■ **Available data**:

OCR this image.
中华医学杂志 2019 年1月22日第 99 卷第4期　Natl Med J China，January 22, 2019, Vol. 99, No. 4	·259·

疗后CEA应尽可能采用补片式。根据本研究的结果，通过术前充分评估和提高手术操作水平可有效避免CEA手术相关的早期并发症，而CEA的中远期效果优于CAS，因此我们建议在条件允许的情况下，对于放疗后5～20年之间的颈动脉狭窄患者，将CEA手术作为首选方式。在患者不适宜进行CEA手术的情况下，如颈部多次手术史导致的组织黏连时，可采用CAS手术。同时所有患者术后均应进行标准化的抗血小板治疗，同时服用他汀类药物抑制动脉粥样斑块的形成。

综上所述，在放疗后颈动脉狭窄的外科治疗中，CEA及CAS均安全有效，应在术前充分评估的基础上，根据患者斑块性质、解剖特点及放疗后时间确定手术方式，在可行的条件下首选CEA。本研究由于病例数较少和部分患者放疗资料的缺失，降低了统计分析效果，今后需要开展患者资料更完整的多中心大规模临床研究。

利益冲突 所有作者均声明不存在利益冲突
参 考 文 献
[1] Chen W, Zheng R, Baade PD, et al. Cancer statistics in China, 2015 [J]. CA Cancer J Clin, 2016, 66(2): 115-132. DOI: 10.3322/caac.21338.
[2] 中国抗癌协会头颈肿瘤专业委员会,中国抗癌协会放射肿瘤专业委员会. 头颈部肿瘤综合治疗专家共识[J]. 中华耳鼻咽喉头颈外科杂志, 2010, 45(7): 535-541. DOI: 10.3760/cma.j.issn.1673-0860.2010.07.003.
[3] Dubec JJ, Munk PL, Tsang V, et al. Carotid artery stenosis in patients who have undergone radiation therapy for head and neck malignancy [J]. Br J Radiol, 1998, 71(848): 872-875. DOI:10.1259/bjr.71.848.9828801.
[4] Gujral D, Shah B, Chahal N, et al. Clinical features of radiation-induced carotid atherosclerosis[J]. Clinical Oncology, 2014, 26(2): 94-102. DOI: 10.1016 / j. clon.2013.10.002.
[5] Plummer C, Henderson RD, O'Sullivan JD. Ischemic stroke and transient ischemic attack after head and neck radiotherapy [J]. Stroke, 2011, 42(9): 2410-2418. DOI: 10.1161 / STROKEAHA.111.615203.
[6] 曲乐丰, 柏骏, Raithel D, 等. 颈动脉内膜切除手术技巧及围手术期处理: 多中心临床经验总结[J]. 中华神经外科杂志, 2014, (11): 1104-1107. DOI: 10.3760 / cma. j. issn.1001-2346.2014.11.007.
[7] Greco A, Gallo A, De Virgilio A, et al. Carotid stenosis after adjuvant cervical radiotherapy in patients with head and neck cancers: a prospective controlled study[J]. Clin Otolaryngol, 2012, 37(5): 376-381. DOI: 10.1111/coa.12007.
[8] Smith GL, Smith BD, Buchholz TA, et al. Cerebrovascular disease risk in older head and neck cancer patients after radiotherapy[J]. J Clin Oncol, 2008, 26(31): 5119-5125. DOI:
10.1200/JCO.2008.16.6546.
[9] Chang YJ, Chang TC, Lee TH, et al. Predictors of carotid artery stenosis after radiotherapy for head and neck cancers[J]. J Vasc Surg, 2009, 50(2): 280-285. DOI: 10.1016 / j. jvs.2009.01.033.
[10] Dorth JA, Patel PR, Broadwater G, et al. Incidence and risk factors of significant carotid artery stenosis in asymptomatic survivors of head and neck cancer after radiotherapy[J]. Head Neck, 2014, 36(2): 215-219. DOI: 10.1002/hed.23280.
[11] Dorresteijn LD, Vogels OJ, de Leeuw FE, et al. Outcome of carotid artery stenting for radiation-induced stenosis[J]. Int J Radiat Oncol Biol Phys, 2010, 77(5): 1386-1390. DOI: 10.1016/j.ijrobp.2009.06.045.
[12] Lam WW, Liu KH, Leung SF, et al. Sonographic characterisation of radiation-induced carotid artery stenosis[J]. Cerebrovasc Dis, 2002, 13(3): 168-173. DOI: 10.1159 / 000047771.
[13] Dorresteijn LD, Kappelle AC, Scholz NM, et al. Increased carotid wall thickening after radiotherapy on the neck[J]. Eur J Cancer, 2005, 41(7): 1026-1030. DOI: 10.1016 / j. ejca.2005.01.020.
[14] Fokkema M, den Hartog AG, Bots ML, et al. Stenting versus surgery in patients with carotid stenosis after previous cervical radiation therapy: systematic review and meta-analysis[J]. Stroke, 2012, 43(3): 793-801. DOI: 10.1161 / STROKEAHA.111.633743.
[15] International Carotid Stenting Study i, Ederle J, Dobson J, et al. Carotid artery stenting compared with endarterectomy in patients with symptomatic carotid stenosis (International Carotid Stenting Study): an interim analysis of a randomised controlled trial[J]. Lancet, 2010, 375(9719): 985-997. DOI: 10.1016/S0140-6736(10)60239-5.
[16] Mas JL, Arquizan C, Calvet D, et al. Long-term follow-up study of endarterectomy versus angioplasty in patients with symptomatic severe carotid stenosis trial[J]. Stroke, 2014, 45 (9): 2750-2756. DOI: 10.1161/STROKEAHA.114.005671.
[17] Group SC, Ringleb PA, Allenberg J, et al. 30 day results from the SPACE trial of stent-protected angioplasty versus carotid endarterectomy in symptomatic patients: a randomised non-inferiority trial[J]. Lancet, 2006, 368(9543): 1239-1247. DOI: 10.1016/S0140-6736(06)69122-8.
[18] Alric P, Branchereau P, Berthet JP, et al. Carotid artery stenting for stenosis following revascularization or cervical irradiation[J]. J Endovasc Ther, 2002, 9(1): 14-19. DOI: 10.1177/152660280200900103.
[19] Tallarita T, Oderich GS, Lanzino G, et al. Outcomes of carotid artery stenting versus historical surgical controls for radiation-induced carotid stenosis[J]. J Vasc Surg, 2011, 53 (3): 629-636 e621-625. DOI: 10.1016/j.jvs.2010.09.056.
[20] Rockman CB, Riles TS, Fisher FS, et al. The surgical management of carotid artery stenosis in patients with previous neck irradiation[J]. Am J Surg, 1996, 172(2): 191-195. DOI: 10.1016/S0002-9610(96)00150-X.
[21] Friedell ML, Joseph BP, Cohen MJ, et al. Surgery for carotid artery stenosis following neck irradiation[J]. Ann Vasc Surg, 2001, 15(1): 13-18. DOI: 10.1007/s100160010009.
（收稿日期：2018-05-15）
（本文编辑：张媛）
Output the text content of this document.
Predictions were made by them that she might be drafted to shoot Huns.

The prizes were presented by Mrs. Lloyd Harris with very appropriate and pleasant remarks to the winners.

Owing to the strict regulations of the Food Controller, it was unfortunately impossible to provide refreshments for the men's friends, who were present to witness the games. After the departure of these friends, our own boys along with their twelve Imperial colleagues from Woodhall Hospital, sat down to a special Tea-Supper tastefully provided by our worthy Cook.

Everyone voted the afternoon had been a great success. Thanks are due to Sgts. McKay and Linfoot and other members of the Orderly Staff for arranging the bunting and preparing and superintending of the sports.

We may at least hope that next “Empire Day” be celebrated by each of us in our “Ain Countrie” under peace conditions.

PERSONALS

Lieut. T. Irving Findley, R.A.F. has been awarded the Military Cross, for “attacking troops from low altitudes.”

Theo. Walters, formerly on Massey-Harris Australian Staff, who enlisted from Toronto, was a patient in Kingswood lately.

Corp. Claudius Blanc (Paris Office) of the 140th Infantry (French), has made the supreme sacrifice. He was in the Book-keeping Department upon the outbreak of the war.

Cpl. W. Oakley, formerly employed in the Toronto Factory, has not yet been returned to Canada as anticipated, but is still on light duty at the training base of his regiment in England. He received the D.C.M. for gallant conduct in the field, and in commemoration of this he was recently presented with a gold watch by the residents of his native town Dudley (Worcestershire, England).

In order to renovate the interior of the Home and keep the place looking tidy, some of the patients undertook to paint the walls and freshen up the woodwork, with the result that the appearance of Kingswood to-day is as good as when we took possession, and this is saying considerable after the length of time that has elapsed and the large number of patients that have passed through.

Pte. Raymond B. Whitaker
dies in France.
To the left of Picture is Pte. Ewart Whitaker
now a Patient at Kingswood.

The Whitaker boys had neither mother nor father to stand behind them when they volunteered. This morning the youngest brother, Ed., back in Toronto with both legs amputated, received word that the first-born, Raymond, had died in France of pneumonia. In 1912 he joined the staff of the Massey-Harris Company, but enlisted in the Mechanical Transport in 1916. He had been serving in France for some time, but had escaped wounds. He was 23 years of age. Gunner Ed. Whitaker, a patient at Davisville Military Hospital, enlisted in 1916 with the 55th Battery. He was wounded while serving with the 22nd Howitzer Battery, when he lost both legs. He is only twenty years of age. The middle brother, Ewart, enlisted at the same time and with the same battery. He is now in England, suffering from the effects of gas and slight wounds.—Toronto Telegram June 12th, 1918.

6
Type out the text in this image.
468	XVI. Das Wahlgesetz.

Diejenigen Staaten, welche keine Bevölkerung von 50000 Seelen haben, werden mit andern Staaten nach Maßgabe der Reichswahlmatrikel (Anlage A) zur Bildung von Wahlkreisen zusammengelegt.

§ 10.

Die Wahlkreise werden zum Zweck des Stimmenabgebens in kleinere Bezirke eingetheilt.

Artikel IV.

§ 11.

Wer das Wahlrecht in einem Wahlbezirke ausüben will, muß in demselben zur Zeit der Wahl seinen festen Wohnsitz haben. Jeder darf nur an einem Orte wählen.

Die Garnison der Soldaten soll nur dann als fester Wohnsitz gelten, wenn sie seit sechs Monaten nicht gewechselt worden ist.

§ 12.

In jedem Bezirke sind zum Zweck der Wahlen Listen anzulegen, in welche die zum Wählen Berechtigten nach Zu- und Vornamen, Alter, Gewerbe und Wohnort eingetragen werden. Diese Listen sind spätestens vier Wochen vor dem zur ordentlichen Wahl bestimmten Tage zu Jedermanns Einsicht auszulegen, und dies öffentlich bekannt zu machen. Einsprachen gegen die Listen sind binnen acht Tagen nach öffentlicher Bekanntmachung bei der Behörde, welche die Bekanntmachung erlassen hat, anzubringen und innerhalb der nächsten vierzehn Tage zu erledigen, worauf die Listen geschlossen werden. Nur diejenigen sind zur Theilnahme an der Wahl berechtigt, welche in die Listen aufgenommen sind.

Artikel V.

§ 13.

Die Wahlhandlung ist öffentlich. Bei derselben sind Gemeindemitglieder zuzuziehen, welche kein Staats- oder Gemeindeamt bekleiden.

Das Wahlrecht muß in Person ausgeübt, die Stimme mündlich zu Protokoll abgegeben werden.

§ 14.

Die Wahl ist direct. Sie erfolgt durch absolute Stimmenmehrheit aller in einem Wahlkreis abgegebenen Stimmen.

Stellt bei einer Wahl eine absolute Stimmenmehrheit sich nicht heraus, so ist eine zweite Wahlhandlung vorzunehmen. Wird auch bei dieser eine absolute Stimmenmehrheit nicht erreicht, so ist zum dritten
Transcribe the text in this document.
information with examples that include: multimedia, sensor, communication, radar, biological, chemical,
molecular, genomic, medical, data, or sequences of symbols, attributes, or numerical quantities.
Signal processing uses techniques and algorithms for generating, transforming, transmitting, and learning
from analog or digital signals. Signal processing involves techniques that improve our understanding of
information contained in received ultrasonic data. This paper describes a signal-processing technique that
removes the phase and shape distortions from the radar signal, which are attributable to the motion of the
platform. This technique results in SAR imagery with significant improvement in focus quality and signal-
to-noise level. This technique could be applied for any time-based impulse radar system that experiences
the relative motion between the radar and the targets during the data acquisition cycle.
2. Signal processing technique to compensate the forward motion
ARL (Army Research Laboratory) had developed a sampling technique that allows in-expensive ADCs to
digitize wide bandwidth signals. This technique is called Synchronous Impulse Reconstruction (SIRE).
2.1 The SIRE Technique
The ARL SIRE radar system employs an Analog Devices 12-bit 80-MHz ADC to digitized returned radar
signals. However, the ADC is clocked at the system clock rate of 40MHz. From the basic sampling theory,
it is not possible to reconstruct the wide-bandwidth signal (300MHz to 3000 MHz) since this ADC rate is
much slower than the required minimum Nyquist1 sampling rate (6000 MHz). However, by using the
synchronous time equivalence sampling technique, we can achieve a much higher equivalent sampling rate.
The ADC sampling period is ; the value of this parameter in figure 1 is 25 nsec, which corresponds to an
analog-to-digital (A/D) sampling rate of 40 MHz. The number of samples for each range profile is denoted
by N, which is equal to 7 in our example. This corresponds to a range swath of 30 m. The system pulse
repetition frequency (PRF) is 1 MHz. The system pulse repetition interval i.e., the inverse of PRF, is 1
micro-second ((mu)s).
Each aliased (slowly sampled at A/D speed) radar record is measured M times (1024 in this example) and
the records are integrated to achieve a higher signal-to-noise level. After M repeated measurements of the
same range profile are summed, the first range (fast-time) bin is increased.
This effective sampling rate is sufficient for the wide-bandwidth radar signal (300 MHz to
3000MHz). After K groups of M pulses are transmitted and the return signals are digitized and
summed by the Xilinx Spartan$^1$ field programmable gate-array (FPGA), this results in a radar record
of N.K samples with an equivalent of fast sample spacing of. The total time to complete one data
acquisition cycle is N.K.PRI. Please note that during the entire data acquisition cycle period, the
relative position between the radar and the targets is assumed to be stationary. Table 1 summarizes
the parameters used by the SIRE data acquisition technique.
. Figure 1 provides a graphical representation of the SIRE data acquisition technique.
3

■ **The problem**:
The answer must be every line from the entries above that holds the string "during".

■ **Solution below**:
the relative motion between the radar and the targets during the data acquisition cycle.
acquisition cycle is N.K.PRI. Please note that during the entire data acquisition cycle period, the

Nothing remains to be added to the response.